- [Set exercise] Examine the records and identify each line that includes the string "JSON". Copy those lines.

- [Information shown]
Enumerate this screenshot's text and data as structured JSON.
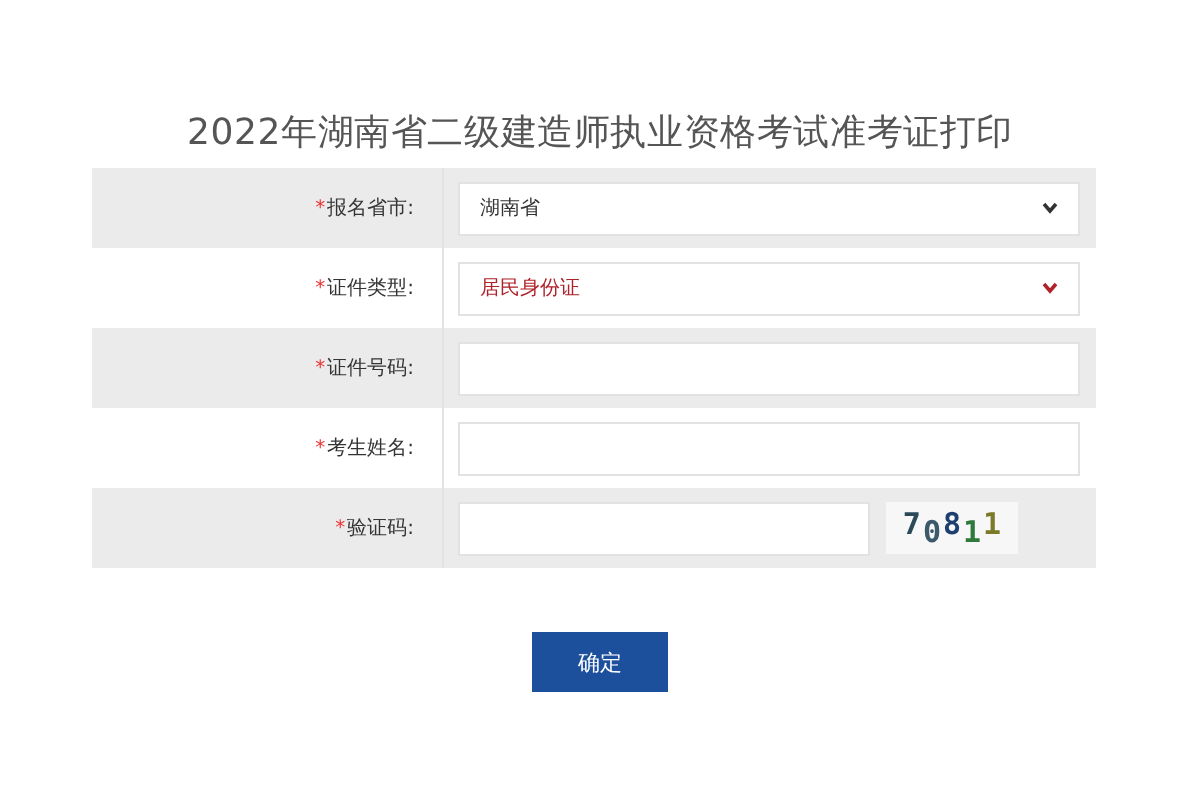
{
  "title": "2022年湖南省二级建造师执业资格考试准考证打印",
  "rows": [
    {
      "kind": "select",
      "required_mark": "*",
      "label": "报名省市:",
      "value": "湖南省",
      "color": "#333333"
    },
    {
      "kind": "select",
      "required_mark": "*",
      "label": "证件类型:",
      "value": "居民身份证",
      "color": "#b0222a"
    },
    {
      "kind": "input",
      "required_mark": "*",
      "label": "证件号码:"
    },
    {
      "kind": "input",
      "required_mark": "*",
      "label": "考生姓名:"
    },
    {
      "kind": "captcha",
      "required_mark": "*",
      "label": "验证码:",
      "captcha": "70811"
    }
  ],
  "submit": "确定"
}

* * *

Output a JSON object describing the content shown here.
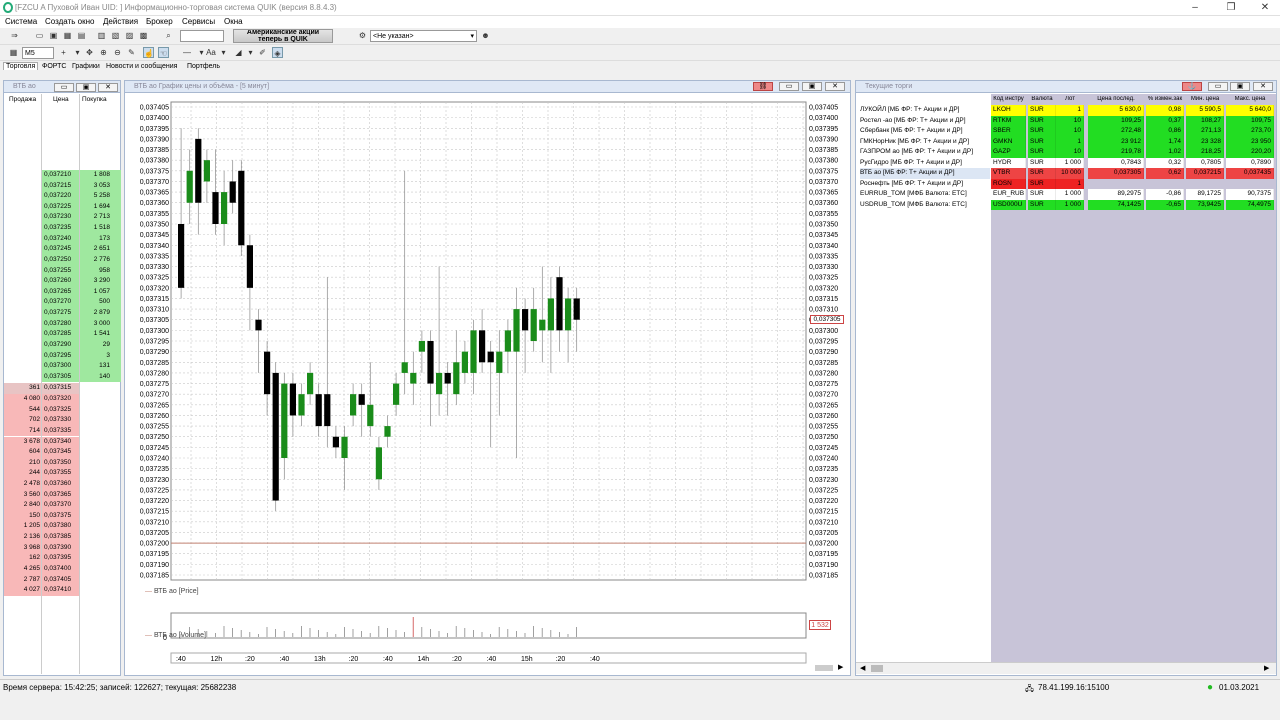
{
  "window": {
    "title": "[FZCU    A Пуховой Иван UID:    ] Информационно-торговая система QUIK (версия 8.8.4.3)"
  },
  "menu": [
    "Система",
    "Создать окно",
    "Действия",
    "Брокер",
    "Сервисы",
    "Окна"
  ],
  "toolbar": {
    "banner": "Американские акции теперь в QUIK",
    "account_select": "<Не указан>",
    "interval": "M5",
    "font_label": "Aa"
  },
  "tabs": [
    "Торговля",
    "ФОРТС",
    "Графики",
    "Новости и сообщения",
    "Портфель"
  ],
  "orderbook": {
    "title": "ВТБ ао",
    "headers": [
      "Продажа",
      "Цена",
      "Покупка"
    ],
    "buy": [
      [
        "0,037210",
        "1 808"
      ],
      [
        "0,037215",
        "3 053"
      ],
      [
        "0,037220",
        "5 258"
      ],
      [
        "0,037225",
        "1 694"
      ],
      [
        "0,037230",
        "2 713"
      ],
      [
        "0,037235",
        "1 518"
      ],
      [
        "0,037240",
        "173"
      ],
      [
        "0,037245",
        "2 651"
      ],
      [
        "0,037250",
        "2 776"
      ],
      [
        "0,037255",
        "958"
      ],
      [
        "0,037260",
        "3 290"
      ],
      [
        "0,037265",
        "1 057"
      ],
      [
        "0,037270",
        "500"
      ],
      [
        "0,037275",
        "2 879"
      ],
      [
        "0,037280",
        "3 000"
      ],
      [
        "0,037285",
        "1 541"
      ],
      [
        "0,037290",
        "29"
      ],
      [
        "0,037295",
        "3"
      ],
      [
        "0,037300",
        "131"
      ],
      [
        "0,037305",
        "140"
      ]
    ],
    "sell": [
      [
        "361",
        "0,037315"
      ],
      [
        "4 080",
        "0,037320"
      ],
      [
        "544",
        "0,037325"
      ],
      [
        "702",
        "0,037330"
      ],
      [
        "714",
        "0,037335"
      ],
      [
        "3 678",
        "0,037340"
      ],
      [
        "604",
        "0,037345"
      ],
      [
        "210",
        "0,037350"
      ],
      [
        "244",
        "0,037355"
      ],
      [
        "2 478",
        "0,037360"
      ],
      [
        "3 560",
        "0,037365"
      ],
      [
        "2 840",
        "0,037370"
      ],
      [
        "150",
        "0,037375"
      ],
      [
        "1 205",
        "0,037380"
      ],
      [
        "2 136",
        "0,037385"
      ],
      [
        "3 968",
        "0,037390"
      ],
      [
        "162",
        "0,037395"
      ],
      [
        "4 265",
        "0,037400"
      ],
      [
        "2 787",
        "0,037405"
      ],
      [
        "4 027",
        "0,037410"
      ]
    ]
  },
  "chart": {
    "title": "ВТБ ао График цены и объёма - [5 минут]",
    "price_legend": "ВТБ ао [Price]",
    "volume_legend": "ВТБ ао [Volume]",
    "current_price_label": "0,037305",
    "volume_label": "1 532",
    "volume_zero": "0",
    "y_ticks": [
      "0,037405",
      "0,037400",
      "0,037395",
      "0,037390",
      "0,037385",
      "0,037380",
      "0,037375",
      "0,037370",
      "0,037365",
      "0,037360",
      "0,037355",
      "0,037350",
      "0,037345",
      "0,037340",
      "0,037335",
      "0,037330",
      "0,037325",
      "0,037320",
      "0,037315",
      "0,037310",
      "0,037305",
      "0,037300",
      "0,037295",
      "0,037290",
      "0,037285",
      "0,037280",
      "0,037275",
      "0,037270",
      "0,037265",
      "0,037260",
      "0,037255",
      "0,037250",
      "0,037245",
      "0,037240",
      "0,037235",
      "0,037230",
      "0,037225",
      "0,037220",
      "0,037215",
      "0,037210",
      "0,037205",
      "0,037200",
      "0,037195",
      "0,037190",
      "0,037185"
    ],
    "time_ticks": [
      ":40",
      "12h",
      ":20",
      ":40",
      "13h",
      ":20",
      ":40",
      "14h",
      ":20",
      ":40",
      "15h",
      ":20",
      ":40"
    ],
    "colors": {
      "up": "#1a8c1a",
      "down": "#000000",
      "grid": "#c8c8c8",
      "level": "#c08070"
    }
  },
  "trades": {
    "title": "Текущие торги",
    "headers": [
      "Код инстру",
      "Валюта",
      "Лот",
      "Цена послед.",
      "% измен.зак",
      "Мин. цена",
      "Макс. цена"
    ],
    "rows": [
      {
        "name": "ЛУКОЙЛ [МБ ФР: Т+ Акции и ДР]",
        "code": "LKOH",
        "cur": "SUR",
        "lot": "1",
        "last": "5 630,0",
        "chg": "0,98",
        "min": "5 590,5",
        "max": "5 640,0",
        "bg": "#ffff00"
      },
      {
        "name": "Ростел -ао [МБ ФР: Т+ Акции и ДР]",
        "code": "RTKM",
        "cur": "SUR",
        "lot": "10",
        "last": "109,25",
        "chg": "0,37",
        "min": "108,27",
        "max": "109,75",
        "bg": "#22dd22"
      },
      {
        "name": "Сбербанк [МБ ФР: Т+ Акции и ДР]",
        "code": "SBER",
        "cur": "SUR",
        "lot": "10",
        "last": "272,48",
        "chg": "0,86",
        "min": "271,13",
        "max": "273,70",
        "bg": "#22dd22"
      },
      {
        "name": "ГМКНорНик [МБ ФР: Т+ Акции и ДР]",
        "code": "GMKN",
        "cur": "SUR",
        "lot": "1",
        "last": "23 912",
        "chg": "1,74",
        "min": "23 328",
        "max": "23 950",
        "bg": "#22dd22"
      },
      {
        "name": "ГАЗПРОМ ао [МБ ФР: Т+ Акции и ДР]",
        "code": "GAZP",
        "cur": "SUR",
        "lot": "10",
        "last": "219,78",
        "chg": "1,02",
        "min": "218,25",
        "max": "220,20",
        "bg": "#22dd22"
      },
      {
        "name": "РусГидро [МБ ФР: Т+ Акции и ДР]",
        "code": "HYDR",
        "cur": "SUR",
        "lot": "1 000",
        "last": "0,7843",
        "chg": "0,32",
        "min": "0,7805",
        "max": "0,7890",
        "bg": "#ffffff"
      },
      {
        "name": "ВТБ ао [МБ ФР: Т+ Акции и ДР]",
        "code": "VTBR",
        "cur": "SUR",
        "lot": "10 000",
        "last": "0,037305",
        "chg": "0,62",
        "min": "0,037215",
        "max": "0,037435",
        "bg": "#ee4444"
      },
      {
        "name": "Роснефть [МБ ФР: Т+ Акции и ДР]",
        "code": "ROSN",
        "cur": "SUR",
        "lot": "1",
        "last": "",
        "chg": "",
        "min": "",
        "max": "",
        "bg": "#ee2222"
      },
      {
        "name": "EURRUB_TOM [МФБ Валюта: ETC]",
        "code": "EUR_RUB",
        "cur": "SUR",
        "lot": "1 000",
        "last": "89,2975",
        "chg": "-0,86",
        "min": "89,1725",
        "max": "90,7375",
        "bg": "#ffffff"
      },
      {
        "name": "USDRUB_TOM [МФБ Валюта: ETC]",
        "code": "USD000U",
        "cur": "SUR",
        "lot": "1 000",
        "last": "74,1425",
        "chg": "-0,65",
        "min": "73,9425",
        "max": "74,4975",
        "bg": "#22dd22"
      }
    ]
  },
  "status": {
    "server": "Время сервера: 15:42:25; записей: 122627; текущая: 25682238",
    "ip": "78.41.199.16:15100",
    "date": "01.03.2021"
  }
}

- [Expected answer]
Enumerate this screenshot's text and data as structured JSON.
Output a JSON object describing the content shown here.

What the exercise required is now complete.